** BEGIN **

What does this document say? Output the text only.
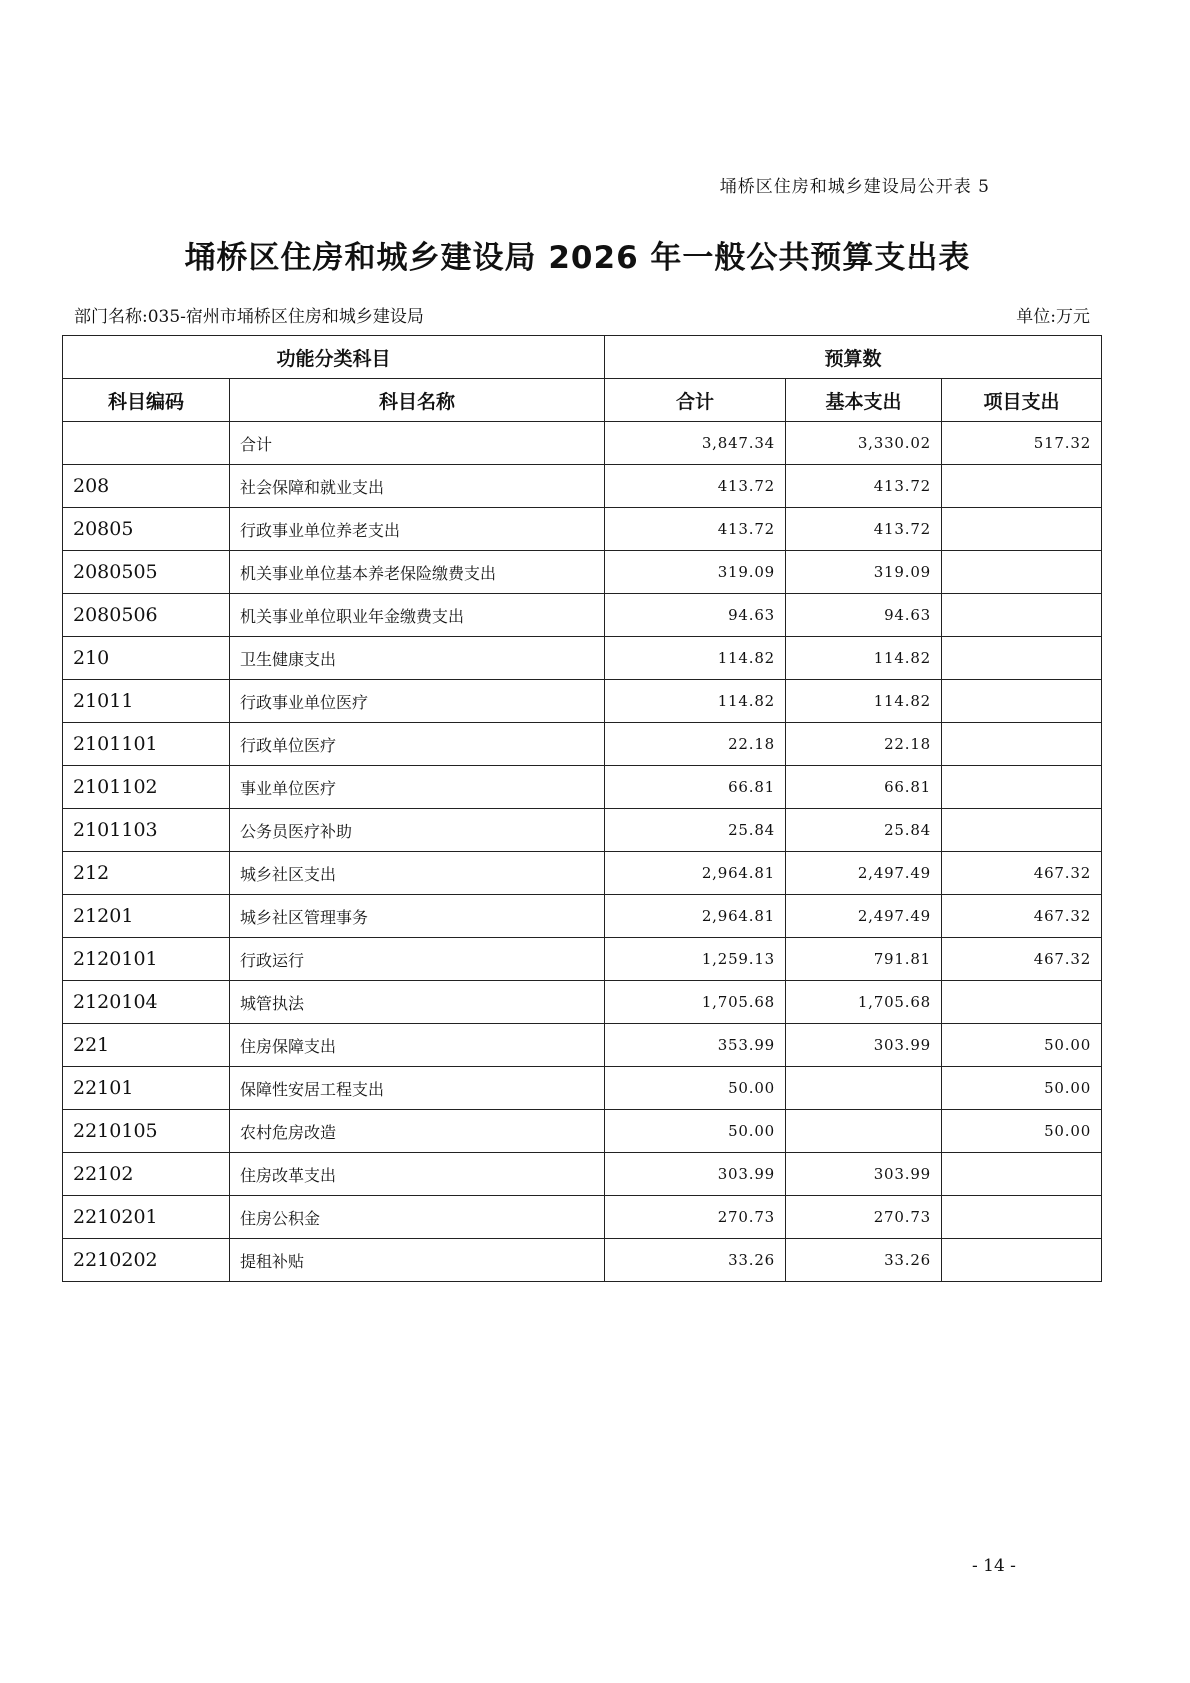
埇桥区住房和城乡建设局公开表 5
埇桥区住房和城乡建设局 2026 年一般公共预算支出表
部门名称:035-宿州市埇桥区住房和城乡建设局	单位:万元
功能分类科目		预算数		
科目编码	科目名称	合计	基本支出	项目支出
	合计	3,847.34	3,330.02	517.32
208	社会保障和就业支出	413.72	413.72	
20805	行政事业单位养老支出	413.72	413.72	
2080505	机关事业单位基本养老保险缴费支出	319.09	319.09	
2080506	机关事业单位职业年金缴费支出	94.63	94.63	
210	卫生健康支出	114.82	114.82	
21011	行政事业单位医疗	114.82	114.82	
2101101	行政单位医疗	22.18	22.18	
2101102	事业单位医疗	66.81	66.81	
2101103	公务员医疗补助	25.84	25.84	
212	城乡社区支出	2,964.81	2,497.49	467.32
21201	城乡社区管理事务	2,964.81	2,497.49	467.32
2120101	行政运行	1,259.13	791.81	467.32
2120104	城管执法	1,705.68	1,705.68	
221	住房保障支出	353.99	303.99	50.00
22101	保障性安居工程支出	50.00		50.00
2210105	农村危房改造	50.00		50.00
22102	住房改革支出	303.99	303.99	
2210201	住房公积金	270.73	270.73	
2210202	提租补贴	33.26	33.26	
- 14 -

** END **
** BEGIN **

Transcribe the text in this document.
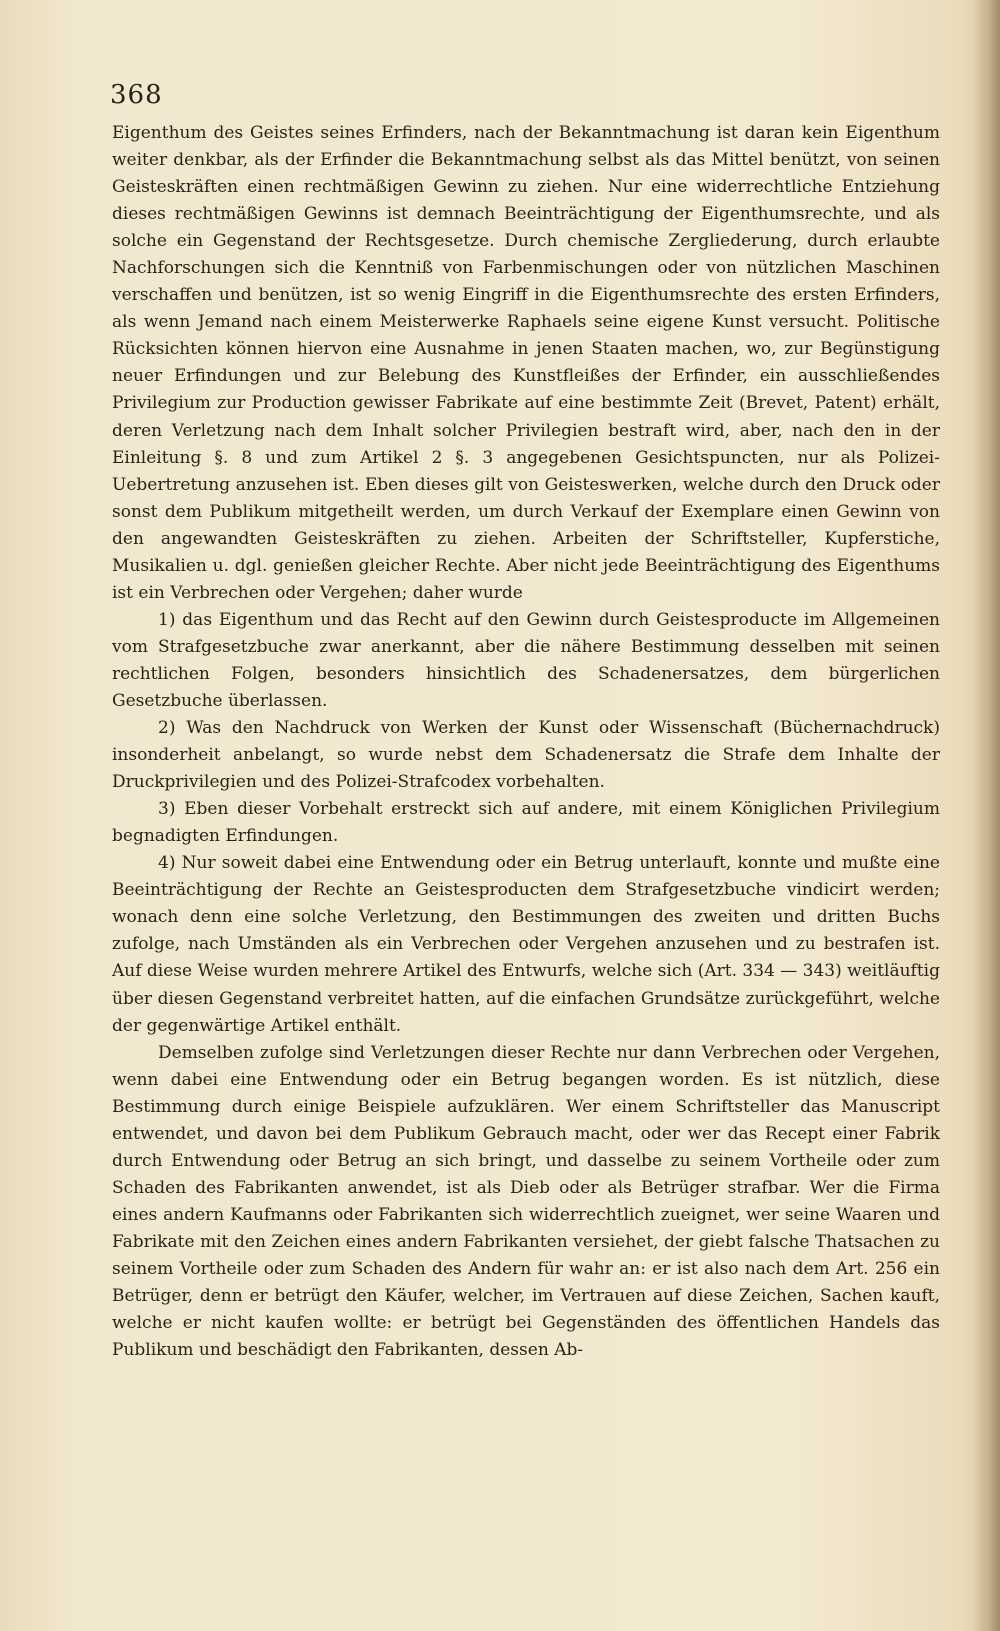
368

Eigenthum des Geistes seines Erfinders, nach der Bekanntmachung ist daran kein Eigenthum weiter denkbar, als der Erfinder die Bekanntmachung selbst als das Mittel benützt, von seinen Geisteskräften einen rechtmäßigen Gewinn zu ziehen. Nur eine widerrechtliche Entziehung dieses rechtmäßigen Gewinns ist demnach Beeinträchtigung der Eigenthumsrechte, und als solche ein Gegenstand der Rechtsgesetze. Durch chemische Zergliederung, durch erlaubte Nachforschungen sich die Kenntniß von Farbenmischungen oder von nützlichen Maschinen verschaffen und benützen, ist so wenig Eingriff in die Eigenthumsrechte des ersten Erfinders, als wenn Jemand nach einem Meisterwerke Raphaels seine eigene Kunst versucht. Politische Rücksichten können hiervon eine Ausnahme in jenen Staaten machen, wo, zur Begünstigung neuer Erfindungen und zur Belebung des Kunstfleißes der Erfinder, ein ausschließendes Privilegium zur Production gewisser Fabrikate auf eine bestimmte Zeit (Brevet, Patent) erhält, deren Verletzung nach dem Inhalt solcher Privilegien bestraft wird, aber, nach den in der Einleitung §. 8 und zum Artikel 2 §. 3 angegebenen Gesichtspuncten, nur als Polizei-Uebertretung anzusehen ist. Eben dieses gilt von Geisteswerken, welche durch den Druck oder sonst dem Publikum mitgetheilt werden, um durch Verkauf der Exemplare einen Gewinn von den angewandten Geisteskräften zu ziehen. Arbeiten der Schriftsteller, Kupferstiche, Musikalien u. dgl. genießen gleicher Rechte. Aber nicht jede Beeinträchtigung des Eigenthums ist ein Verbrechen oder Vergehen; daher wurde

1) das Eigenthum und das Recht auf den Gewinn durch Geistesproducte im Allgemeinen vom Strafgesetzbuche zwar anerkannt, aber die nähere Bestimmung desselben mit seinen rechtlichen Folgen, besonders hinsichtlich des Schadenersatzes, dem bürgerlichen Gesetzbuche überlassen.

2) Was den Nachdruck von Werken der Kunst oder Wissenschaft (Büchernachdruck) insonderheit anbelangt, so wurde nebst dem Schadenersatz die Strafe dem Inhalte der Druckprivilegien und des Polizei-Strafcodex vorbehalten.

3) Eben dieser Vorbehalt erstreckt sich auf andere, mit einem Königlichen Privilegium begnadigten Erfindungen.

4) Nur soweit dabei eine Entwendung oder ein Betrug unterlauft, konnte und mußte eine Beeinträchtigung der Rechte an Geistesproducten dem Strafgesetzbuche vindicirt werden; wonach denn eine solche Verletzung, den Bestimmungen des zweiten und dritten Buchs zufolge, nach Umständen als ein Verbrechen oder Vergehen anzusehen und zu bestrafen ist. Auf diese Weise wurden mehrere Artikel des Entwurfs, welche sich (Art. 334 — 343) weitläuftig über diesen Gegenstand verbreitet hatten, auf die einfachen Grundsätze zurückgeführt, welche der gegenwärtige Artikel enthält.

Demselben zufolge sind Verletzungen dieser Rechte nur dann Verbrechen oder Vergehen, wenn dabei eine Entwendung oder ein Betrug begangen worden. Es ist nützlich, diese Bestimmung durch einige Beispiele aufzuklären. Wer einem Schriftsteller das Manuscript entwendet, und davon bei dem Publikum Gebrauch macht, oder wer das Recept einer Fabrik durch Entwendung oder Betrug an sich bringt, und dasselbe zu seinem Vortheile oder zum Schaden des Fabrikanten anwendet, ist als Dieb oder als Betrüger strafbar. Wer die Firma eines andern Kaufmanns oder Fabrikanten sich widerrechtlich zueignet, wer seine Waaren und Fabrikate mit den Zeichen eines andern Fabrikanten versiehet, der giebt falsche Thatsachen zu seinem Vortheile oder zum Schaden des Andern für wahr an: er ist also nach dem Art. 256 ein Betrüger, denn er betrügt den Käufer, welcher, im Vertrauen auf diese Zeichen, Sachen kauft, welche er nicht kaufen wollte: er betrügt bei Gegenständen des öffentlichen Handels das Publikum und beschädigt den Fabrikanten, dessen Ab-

** END **

REQUIREMENT :: Across the data above, how many lines include the word "text"? Give only the count.

EXERCISE SOLUTION :: 2